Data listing
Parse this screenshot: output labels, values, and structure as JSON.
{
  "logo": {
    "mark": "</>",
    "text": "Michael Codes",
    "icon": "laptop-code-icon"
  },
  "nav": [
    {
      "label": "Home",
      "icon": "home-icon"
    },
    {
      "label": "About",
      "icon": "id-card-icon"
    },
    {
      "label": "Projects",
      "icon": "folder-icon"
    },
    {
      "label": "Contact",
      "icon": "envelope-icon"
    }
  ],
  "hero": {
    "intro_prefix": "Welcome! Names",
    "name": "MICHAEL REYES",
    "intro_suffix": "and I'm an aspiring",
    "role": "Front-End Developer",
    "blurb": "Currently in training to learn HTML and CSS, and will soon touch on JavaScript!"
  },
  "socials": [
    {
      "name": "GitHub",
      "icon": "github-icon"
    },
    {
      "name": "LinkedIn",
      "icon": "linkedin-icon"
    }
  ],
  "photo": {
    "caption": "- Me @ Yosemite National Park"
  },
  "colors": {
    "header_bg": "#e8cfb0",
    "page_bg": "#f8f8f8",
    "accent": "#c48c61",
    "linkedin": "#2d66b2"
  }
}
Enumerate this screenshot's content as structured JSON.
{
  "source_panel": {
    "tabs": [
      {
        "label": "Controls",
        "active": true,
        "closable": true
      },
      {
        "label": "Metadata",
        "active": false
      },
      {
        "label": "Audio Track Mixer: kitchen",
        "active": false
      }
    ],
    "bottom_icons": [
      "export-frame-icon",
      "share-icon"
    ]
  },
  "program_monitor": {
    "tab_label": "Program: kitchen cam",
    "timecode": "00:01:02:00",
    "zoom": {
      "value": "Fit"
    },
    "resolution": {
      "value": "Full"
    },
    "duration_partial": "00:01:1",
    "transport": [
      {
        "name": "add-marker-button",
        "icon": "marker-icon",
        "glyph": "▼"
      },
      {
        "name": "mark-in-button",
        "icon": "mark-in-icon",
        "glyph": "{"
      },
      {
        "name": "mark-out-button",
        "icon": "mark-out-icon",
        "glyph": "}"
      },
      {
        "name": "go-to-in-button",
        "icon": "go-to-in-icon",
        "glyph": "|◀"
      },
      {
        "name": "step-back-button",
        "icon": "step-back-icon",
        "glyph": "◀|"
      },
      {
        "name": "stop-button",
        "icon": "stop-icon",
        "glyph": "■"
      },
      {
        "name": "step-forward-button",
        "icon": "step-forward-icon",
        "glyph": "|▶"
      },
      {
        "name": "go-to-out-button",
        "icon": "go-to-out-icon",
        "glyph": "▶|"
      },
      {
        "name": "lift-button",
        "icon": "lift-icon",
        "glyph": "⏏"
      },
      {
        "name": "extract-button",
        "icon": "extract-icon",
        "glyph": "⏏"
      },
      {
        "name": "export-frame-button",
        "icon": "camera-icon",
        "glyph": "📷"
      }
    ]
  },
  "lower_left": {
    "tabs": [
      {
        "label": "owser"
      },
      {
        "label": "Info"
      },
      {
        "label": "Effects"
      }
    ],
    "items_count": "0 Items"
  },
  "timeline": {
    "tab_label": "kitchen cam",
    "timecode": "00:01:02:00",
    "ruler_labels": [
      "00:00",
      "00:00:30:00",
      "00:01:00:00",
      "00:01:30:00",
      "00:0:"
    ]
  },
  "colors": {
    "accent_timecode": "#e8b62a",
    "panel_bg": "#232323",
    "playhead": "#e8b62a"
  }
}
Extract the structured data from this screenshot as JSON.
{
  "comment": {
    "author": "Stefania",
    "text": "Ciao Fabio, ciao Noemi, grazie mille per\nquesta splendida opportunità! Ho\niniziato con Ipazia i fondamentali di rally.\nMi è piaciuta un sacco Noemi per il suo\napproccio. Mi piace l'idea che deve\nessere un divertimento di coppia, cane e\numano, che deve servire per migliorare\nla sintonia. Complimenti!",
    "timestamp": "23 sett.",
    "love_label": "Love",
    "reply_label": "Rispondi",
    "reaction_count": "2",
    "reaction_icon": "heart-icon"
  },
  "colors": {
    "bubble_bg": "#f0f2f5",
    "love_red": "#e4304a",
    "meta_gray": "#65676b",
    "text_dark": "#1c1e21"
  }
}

What you will do >>
Word for word, extract all the records.

Correct result >>
Parse this screenshot: output labels, values, and structure as JSON.
{
  "logo": {
    "mark": "</>",
    "text": "Michael Codes",
    "icon": "laptop-code-icon"
  },
  "nav": [
    {
      "label": "Home",
      "icon": "home-icon"
    },
    {
      "label": "About",
      "icon": "id-card-icon"
    },
    {
      "label": "Projects",
      "icon": "folder-icon"
    },
    {
      "label": "Contact",
      "icon": "envelope-icon"
    }
  ],
  "hero": {
    "intro_prefix": "Welcome! Names",
    "name": "MICHAEL REYES",
    "intro_suffix": "and I'm an aspiring",
    "role": "Front-End Developer",
    "blurb": "Currently in training to learn HTML and CSS, and will soon touch on JavaScript!"
  },
  "socials": [
    {
      "name": "GitHub",
      "icon": "github-icon"
    },
    {
      "name": "LinkedIn",
      "icon": "linkedin-icon"
    }
  ],
  "photo": {
    "caption": "- Me @ Yosemite National Park"
  },
  "colors": {
    "header_bg": "#e8cfb0",
    "page_bg": "#f8f8f8",
    "accent": "#c48c61",
    "linkedin": "#2d66b2"
  }
}
Enumerate this screenshot's content as structured JSON.
{
  "source_panel": {
    "tabs": [
      {
        "label": "Controls",
        "active": true,
        "closable": true
      },
      {
        "label": "Metadata",
        "active": false
      },
      {
        "label": "Audio Track Mixer: kitchen",
        "active": false
      }
    ],
    "bottom_icons": [
      "export-frame-icon",
      "share-icon"
    ]
  },
  "program_monitor": {
    "tab_label": "Program: kitchen cam",
    "timecode": "00:01:02:00",
    "zoom": {
      "value": "Fit"
    },
    "resolution": {
      "value": "Full"
    },
    "duration_partial": "00:01:1",
    "transport": [
      {
        "name": "add-marker-button",
        "icon": "marker-icon",
        "glyph": "▼"
      },
      {
        "name": "mark-in-button",
        "icon": "mark-in-icon",
        "glyph": "{"
      },
      {
        "name": "mark-out-button",
        "icon": "mark-out-icon",
        "glyph": "}"
      },
      {
        "name": "go-to-in-button",
        "icon": "go-to-in-icon",
        "glyph": "|◀"
      },
      {
        "name": "step-back-button",
        "icon": "step-back-icon",
        "glyph": "◀|"
      },
      {
        "name": "stop-button",
        "icon": "stop-icon",
        "glyph": "■"
      },
      {
        "name": "step-forward-button",
        "icon": "step-forward-icon",
        "glyph": "|▶"
      },
      {
        "name": "go-to-out-button",
        "icon": "go-to-out-icon",
        "glyph": "▶|"
      },
      {
        "name": "lift-button",
        "icon": "lift-icon",
        "glyph": "⏏"
      },
      {
        "name": "extract-button",
        "icon": "extract-icon",
        "glyph": "⏏"
      },
      {
        "name": "export-frame-button",
        "icon": "camera-icon",
        "glyph": "📷"
      }
    ]
  },
  "lower_left": {
    "tabs": [
      {
        "label": "owser"
      },
      {
        "label": "Info"
      },
      {
        "label": "Effects"
      }
    ],
    "items_count": "0 Items"
  },
  "timeline": {
    "tab_label": "kitchen cam",
    "timecode": "00:01:02:00",
    "ruler_labels": [
      "00:00",
      "00:00:30:00",
      "00:01:00:00",
      "00:01:30:00",
      "00:0:"
    ]
  },
  "colors": {
    "accent_timecode": "#e8b62a",
    "panel_bg": "#232323",
    "playhead": "#e8b62a"
  }
}
Extract the structured data from this screenshot as JSON.
{
  "comment": {
    "author": "Stefania",
    "text": "Ciao Fabio, ciao Noemi, grazie mille per\nquesta splendida opportunità! Ho\niniziato con Ipazia i fondamentali di rally.\nMi è piaciuta un sacco Noemi per il suo\napproccio. Mi piace l'idea che deve\nessere un divertimento di coppia, cane e\numano, che deve servire per migliorare\nla sintonia. Complimenti!",
    "timestamp": "23 sett.",
    "love_label": "Love",
    "reply_label": "Rispondi",
    "reaction_count": "2",
    "reaction_icon": "heart-icon"
  },
  "colors": {
    "bubble_bg": "#f0f2f5",
    "love_red": "#e4304a",
    "meta_gray": "#65676b",
    "text_dark": "#1c1e21"
  }
}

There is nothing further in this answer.